----- Supplied entries -----

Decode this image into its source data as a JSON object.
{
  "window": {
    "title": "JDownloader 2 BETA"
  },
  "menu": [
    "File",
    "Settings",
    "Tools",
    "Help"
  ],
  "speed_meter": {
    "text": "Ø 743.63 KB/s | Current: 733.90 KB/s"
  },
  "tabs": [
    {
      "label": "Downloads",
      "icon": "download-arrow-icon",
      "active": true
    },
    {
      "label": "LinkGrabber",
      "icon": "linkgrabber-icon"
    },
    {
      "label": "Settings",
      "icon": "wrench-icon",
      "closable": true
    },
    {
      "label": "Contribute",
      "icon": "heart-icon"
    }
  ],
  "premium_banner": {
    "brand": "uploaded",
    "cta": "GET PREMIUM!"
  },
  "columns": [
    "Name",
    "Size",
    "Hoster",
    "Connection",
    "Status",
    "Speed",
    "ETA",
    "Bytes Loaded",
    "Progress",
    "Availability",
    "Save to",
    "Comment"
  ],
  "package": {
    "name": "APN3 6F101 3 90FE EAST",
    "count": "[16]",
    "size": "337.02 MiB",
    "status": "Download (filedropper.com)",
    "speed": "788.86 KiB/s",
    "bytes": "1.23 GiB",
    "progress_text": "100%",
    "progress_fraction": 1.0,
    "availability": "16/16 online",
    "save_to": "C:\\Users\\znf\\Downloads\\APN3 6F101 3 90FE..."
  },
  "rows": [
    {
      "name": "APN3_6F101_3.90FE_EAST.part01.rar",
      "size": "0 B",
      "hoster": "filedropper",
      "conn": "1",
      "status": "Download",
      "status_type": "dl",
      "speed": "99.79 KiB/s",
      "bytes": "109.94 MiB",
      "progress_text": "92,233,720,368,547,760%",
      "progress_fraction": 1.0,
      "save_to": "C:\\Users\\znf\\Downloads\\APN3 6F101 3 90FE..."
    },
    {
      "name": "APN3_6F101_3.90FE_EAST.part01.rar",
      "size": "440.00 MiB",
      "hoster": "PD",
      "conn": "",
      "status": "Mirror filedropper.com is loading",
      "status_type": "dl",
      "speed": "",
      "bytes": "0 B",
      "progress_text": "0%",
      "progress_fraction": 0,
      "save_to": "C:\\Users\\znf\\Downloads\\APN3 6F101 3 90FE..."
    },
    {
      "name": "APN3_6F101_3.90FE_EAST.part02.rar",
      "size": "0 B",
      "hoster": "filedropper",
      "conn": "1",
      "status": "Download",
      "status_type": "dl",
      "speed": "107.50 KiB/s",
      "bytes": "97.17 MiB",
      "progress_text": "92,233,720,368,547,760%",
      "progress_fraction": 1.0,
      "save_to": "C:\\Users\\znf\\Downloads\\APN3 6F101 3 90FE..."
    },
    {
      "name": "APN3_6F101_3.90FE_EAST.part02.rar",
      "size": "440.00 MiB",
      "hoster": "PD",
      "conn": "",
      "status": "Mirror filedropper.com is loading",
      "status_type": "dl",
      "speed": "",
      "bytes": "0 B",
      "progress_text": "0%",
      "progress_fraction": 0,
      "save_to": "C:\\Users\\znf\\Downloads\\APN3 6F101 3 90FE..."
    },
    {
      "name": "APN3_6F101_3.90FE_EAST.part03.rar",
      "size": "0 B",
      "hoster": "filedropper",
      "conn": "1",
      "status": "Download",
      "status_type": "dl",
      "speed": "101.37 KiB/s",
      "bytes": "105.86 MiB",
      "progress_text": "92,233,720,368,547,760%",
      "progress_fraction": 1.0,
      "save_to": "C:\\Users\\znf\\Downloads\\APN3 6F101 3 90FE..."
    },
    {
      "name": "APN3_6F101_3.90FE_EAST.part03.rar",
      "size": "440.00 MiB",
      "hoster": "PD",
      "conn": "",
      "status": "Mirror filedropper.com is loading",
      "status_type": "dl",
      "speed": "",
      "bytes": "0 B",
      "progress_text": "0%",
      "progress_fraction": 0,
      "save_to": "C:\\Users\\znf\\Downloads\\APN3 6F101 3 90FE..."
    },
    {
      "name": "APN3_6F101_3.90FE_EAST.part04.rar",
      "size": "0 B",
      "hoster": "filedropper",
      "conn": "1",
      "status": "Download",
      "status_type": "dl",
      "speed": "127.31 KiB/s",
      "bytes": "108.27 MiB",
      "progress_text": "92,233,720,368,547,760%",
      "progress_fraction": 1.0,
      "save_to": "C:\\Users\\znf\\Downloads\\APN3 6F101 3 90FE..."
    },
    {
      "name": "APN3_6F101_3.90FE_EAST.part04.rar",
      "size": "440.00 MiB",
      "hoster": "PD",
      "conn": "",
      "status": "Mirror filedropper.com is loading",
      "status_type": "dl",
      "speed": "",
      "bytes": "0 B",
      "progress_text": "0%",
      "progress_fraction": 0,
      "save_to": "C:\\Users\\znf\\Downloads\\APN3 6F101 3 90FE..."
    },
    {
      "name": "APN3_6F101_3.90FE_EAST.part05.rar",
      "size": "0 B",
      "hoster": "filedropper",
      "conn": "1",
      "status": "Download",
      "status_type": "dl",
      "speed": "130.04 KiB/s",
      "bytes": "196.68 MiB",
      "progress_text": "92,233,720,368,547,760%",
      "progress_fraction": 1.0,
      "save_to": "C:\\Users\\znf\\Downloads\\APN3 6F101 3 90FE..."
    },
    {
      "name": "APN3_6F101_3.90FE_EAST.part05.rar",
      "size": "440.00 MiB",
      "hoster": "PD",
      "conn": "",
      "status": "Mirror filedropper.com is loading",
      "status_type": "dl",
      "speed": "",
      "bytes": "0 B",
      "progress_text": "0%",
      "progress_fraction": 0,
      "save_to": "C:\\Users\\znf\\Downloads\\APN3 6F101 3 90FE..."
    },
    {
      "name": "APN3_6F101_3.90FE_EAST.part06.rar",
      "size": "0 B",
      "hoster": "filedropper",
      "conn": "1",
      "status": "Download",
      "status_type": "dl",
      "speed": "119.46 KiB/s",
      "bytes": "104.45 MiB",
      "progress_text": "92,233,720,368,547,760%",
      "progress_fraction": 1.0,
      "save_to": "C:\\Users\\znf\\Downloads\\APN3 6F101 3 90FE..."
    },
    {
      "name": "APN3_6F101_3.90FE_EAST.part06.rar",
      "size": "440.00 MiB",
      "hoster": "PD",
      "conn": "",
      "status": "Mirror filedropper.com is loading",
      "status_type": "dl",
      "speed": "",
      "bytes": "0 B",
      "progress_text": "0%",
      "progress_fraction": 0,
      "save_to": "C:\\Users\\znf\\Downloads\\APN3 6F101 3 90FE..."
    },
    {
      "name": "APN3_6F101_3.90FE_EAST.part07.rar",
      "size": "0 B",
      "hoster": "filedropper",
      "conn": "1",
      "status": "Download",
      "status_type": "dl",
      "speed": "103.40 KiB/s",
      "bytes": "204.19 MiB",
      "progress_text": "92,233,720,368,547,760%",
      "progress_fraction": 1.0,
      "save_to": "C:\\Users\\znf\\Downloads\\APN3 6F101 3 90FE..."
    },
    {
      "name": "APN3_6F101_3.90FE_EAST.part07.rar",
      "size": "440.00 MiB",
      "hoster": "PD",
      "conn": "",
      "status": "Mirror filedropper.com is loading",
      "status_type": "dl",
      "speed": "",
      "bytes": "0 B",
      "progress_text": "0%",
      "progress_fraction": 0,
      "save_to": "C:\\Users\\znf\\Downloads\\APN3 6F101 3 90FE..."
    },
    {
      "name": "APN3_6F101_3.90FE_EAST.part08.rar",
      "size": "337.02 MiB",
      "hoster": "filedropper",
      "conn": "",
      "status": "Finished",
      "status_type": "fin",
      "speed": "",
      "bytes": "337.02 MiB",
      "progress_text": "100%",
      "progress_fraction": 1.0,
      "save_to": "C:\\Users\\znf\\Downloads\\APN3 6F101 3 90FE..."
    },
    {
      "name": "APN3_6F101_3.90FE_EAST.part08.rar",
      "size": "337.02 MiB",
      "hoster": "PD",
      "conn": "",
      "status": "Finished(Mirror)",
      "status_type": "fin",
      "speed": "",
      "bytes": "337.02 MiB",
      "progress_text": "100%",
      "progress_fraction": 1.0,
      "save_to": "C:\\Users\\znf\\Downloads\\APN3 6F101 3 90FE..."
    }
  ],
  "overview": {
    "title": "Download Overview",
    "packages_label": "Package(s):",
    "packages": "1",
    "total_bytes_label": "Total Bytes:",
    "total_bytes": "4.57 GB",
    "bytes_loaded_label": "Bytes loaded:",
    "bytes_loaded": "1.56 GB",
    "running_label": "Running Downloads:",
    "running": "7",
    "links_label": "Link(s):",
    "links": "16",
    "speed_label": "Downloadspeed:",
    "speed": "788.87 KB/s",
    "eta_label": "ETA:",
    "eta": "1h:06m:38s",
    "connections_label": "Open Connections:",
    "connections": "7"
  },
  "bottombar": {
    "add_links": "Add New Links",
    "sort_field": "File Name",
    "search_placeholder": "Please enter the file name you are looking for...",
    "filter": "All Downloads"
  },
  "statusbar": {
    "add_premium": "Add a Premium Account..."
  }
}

-----

Take each line of the material that contains the word "title" and list it.

    "title": "JDownloader 2 BETA"
    "title": "Download Overview",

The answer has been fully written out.